STORED DATA:

==============================

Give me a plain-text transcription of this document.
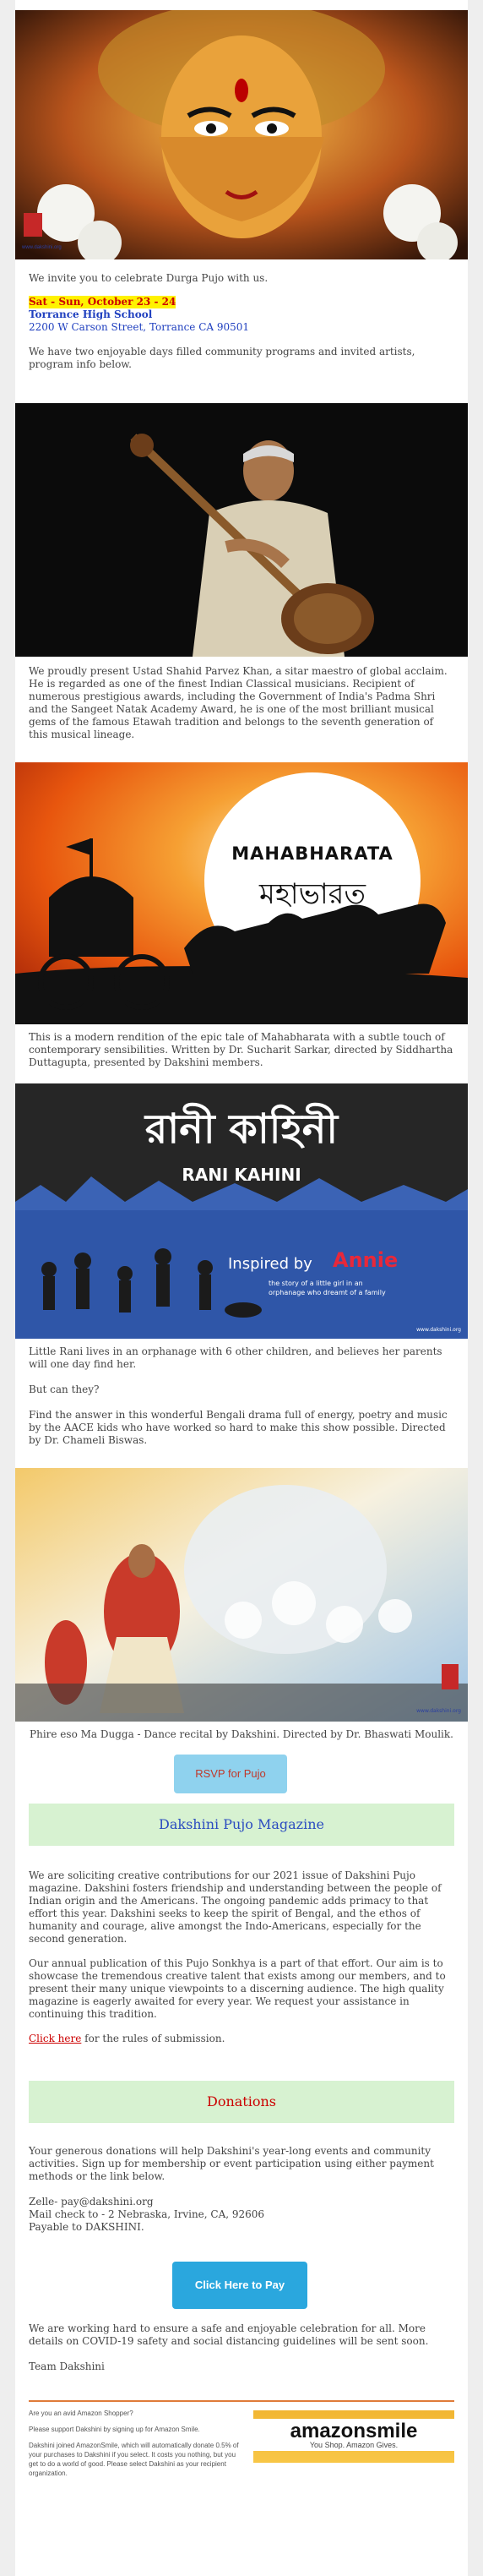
www.dakshini.org

We invite you to celebrate Durga Pujo with us.

Sat - Sun, October 23 - 24
Torrance High School
2200 W Carson Street, Torrance CA 90501

We have two enjoyable days filled community programs and invited artists, program info below.

We proudly present Ustad Shahid Parvez Khan, a sitar maestro of global acclaim. He is regarded as one of the finest Indian Classical musicians. Recipient of numerous prestigious awards, including the Government of India's Padma Shri and the Sangeet Natak Academy Award, he is one of the most brilliant musical gems of the famous Etawah tradition and belongs to the seventh generation of this musical lineage.

MAHABHARATA
মহাভারত

This is a modern rendition of the epic tale of Mahabharata with a subtle touch of contemporary sensibilities. Written by Dr. Sucharit Sarkar, directed by Siddhartha Duttagupta, presented by Dakshini members.

রানী কাহিনী
RANI KAHINI
Inspired by Annie
the story of a little girl in an
orphanage who dreamt of a family
www.dakshini.org

Little Rani lives in an orphanage with 6 other children, and believes her parents will one day find her.

But can they?

Find the answer in this wonderful Bengali drama full of energy, poetry and music by the AACE kids who have worked so hard to make this show possible. Directed by Dr. Chameli Biswas.

www.dakshini.org

Phire eso Ma Dugga - Dance recital by Dakshini. Directed by Dr. Bhaswati Moulik.

RSVP for Pujo
Dakshini Pujo Magazine

We are soliciting creative contributions for our 2021 issue of Dakshini Pujo magazine. Dakshini fosters friendship and understanding between the people of Indian origin and the Americans. The ongoing pandemic adds primacy to that effort this year. Dakshini seeks to keep the spirit of Bengal, and the ethos of humanity and courage, alive amongst the Indo-Americans, especially for the second generation.

Our annual publication of this Pujo Sonkhya is a part of that effort. Our aim is to showcase the tremendous creative talent that exists among our members, and to present their many unique viewpoints to a discerning audience. The high quality magazine is eagerly awaited for every year. We request your assistance in continuing this tradition.

Click here for the rules of submission.

Donations

Your generous donations will help Dakshini's year-long events and community activities. Sign up for membership or event participation using either payment methods or the link below.

Zelle- pay@dakshini.org

Mail check to - 2 Nebraska, Irvine, CA, 92606

Payable to DAKSHINI.

Click Here to Pay

We are working hard to ensure a safe and enjoyable celebration for all. More details on COVID-19 safety and social distancing guidelines will be sent soon.

Team Dakshini

Are you an avid Amazon Shopper?
Please support Dakshini by signing up for Amazon Smile.
Dakshini joined AmazonSmile, which will automatically donate 0.5% of your purchases to Dakshini if you select. It costs you nothing, but you get to do a world of good. Please select Dakshini as your recipient organization.
amazonsmile
You Shop. Amazon Gives.
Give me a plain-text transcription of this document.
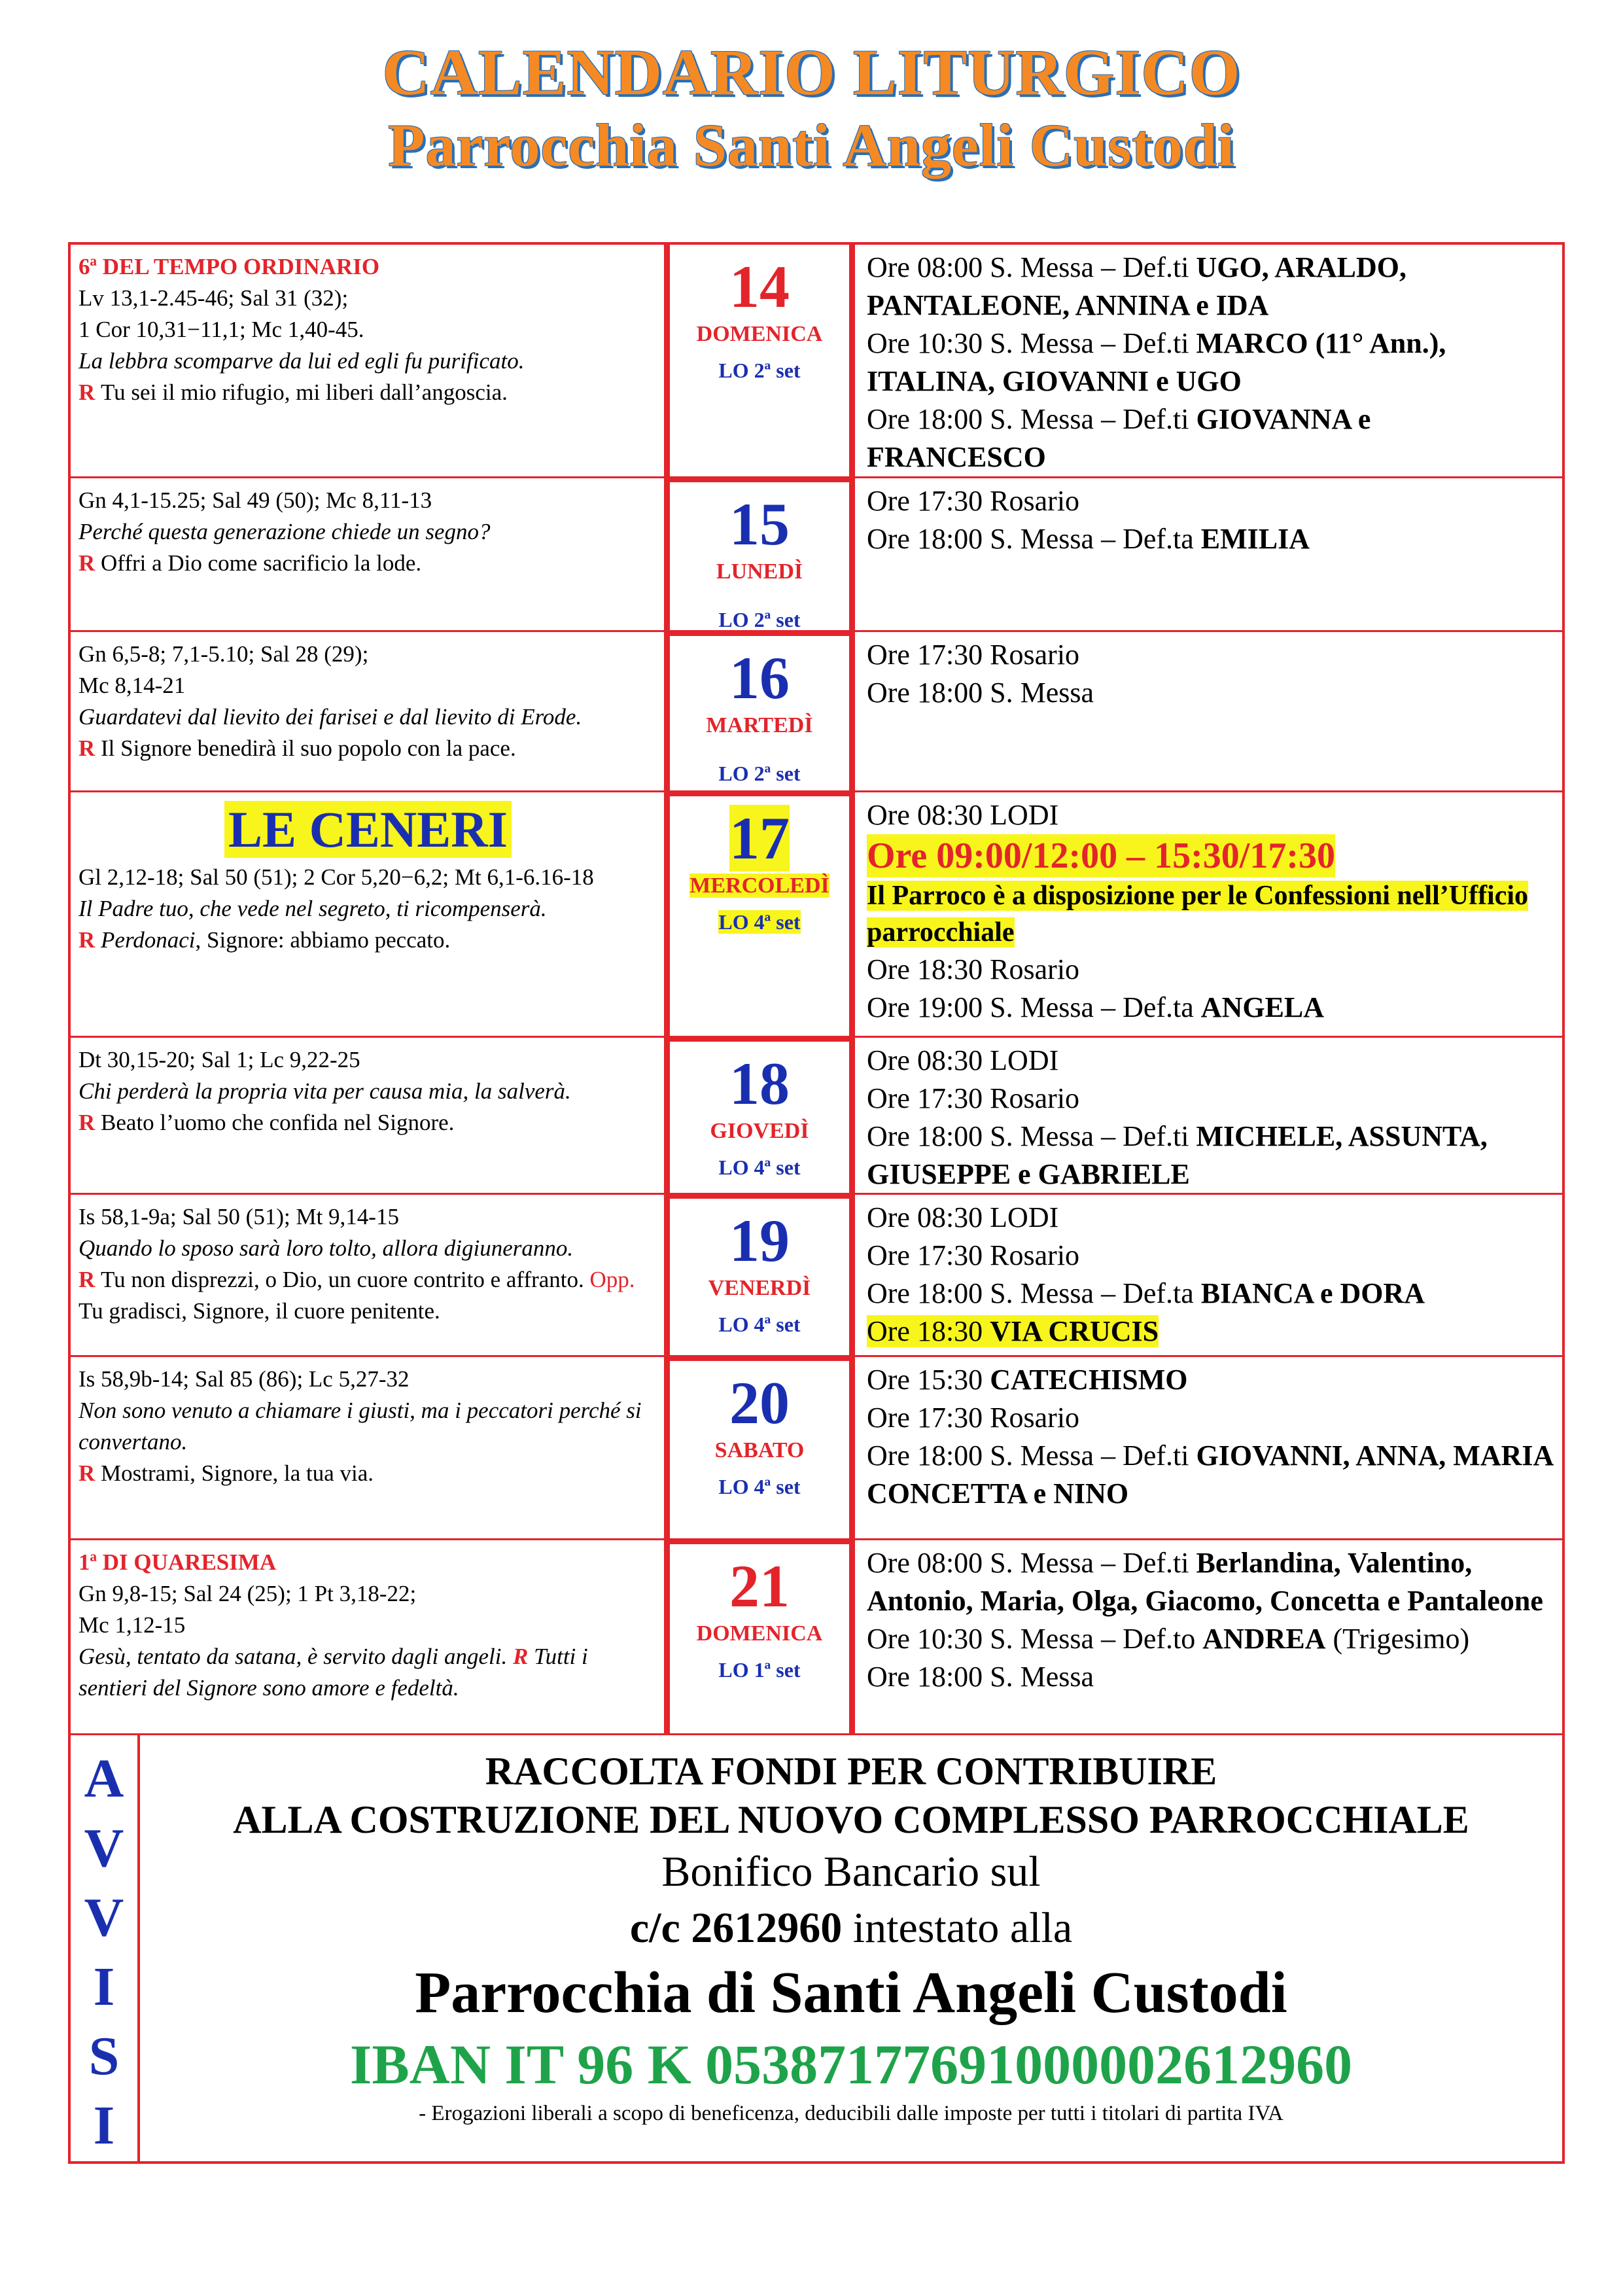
CALENDARIO LITURGICO
Parrocchia Santi Angeli Custodi
6ª DEL TEMPO ORDINARIO
Lv 13,1-2.45-46; Sal 31 (32);
1 Cor 10,31−11,1; Mc 1,40-45.
La lebbra scomparve da lui ed egli fu purificato.
R Tu sei il mio rifugio, mi liberi dall’angoscia.
14
DOMENICA
LO 2ª set
Ore 08:00 S. Messa – Def.ti UGO, ARALDO, PANTALEONE, ANNINA e IDA
Ore 10:30 S. Messa – Def.ti MARCO (11° Ann.), ITALINA, GIOVANNI e UGO
Ore 18:00 S. Messa – Def.ti GIOVANNA e FRANCESCO
Gn 4,1-15.25; Sal 49 (50); Mc 8,11-13
Perché questa generazione chiede un segno?
R Offri a Dio come sacrificio la lode.
15
LUNEDÌ
LO 2ª set
Ore 17:30 Rosario
Ore 18:00 S. Messa – Def.ta EMILIA
Gn 6,5-8; 7,1-5.10; Sal 28 (29);
Mc 8,14-21
Guardatevi dal lievito dei farisei e dal lievito di Erode.
R Il Signore benedirà il suo popolo con la pace.
16
MARTEDÌ
LO 2ª set
Ore 17:30 Rosario
Ore 18:00 S. Messa
LE CENERI
Gl 2,12-18; Sal 50 (51); 2 Cor 5,20−6,2; Mt 6,1-6.16-18
Il Padre tuo, che vede nel segreto, ti ricompenserà.
R Perdonaci, Signore: abbiamo peccato.
17
MERCOLEDÌ
LO 4ª set
Ore 08:30 LODI
Ore 09:00/12:00 – 15:30/17:30
Il Parroco è a disposizione per le Confessioni nell’Ufficio parrocchiale
Ore 18:30 Rosario
Ore 19:00 S. Messa – Def.ta ANGELA
Dt 30,15-20; Sal 1; Lc 9,22-25
Chi perderà la propria vita per causa mia, la salverà.
R Beato l’uomo che confida nel Signore.
18
GIOVEDÌ
LO 4ª set
Ore 08:30 LODI
Ore 17:30 Rosario
Ore 18:00 S. Messa – Def.ti MICHELE, ASSUNTA, GIUSEPPE e GABRIELE
Is 58,1-9a; Sal 50 (51); Mt 9,14-15
Quando lo sposo sarà loro tolto, allora digiuneranno.
R Tu non disprezzi, o Dio, un cuore contrito e affranto. Opp. Tu gradisci, Signore, il cuore penitente.
19
VENERDÌ
LO 4ª set
Ore 08:30 LODI
Ore 17:30 Rosario
Ore 18:00 S. Messa – Def.ta BIANCA e DORA
Ore 18:30 VIA CRUCIS
Is 58,9b-14; Sal 85 (86); Lc 5,27-32
Non sono venuto a chiamare i giusti, ma i peccatori perché si convertano.
R Mostrami, Signore, la tua via.
20
SABATO
LO 4ª set
Ore 15:30 CATECHISMO
Ore 17:30 Rosario
Ore 18:00 S. Messa – Def.ti GIOVANNI, ANNA, MARIA CONCETTA e NINO
1ª DI QUARESIMA
Gn 9,8-15; Sal 24 (25); 1 Pt 3,18-22;
Mc 1,12-15
Gesù, tentato da satana, è servito dagli angeli. R Tutti i sentieri del Signore sono amore e fedeltà.
21
DOMENICA
LO 1ª set
Ore 08:00 S. Messa – Def.ti Berlandina, Valentino, Antonio, Maria, Olga, Giacomo, Concetta e Pantaleone
Ore 10:30 S. Messa – Def.to ANDREA (Trigesimo)
Ore 18:00 S. Messa
A
V
V
I
S
I
RACCOLTA FONDI PER CONTRIBUIRE
ALLA COSTRUZIONE DEL NUOVO COMPLESSO PARROCCHIALE
Bonifico Bancario sul
c/c 2612960 intestato alla
Parrocchia di Santi Angeli Custodi
IBAN IT 96 K 05387177691000002612960
- Erogazioni liberali a scopo di beneficenza, deducibili dalle imposte per tutti i titolari di partita IVA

==============================

TO BE DONE:
Work out how many lines of the material above contain the word "Indian", then give only that figure.

THE SOLUTION:
2